**EXERCISE PROMPT**
A line counts if it contains the word "occurred" at least once. State how many such lines the records contain, giving the number alone.

**RECORDS SHOWN**
Start of Block
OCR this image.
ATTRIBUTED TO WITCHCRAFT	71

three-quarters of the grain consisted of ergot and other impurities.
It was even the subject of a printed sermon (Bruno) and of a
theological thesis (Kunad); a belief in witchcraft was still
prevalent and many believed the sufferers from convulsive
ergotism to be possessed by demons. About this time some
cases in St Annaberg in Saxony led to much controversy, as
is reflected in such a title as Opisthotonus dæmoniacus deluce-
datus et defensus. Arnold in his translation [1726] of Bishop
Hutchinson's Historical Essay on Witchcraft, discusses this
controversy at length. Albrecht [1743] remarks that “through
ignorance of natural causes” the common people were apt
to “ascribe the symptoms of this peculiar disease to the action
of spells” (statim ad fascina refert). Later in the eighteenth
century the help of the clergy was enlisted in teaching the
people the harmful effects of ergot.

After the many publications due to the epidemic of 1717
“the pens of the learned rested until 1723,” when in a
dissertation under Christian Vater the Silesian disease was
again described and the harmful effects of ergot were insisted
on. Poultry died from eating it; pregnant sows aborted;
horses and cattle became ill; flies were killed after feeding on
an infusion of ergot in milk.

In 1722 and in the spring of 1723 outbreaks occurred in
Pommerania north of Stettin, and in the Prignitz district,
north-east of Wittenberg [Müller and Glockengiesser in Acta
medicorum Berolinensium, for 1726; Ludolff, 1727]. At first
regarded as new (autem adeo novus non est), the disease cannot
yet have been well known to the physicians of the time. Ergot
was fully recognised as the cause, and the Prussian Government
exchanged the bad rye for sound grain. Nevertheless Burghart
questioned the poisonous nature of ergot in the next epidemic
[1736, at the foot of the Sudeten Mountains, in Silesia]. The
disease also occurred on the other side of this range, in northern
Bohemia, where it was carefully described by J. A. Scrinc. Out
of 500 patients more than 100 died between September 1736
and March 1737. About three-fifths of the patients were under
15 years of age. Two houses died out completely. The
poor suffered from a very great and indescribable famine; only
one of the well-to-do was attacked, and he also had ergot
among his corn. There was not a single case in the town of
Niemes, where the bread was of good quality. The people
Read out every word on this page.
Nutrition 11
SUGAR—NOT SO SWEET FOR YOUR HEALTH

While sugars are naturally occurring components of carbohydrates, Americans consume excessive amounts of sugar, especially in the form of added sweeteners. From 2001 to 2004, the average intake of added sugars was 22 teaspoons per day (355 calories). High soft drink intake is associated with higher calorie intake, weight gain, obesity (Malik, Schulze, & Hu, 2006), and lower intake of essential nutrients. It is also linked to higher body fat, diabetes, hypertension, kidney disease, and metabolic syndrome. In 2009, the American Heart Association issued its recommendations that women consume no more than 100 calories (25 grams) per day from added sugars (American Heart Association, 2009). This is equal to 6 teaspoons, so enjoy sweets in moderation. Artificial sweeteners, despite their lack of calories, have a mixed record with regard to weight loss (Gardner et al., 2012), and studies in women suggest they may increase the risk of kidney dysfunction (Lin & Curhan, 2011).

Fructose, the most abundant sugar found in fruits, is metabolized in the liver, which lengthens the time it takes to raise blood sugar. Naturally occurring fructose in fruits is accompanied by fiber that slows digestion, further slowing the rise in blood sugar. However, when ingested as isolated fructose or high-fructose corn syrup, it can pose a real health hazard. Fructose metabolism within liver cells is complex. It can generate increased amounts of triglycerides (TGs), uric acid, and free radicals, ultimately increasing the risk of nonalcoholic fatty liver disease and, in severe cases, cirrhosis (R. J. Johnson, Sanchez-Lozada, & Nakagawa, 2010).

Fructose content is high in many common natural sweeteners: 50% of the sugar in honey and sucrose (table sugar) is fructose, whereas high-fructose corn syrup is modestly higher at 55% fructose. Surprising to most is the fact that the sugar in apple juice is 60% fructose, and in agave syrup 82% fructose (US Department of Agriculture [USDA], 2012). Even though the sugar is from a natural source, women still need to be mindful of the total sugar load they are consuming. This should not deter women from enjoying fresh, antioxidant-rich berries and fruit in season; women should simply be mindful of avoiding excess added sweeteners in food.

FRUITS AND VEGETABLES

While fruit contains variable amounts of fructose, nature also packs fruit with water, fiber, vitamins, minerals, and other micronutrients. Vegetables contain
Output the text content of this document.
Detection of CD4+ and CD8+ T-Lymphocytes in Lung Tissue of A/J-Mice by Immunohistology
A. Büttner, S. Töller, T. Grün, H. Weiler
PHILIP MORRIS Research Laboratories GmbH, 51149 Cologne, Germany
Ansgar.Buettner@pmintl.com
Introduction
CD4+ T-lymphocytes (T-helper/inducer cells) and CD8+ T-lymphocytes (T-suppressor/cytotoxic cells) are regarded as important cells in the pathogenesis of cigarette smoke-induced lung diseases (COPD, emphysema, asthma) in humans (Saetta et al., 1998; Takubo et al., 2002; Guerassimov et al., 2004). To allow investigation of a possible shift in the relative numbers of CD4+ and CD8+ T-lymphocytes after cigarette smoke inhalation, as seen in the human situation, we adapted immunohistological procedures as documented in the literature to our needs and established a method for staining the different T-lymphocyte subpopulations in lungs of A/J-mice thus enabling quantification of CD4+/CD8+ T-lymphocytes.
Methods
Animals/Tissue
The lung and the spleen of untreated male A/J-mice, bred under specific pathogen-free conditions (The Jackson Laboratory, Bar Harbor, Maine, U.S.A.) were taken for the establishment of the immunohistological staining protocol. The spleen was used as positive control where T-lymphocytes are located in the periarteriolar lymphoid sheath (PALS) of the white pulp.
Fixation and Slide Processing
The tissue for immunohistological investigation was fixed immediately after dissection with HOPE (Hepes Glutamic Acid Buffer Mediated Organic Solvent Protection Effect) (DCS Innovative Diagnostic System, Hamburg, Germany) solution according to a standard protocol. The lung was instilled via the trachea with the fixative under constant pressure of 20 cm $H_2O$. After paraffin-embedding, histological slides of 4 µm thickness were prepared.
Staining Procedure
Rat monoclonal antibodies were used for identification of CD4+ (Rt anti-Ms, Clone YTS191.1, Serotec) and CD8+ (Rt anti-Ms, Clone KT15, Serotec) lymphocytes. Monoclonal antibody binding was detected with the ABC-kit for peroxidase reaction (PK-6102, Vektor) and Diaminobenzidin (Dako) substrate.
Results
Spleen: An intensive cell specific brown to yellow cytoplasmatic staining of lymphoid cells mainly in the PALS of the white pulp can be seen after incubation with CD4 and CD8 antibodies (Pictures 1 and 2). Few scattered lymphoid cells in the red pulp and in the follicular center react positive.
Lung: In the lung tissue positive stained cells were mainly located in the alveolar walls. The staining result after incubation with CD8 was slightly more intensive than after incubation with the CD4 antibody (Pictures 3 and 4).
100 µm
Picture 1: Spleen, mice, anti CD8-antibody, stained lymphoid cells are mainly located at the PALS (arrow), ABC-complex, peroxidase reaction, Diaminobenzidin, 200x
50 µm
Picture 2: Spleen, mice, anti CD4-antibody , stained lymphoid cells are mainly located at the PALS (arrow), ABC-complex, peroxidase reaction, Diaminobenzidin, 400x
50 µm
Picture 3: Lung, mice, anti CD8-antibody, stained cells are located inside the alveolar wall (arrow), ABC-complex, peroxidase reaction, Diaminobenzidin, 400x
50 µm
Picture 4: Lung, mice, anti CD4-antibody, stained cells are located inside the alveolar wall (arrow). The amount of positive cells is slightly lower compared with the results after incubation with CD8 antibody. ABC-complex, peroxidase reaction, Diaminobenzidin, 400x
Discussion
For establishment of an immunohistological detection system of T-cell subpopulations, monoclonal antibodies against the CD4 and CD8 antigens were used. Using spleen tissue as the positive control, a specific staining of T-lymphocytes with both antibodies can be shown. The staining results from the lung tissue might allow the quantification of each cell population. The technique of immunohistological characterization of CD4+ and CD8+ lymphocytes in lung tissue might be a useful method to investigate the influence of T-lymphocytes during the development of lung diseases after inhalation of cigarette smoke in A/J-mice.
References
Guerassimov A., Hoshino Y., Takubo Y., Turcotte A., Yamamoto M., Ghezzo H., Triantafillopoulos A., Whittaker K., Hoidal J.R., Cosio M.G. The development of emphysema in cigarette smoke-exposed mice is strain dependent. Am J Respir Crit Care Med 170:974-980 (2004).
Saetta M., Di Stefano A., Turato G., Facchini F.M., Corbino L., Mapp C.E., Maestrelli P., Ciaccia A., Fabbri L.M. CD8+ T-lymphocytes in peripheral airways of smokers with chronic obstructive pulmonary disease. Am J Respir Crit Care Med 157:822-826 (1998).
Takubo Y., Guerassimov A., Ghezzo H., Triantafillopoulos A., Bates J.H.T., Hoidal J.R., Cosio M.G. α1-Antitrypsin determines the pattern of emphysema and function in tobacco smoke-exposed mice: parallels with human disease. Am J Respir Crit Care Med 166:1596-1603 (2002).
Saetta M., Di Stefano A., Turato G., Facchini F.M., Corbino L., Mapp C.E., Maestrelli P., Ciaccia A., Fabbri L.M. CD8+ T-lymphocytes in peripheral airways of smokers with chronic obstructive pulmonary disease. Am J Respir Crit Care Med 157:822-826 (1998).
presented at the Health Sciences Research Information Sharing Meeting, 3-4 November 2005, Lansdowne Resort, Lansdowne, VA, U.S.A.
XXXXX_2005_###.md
End of Block
**EXPECTED OUTPUT**
2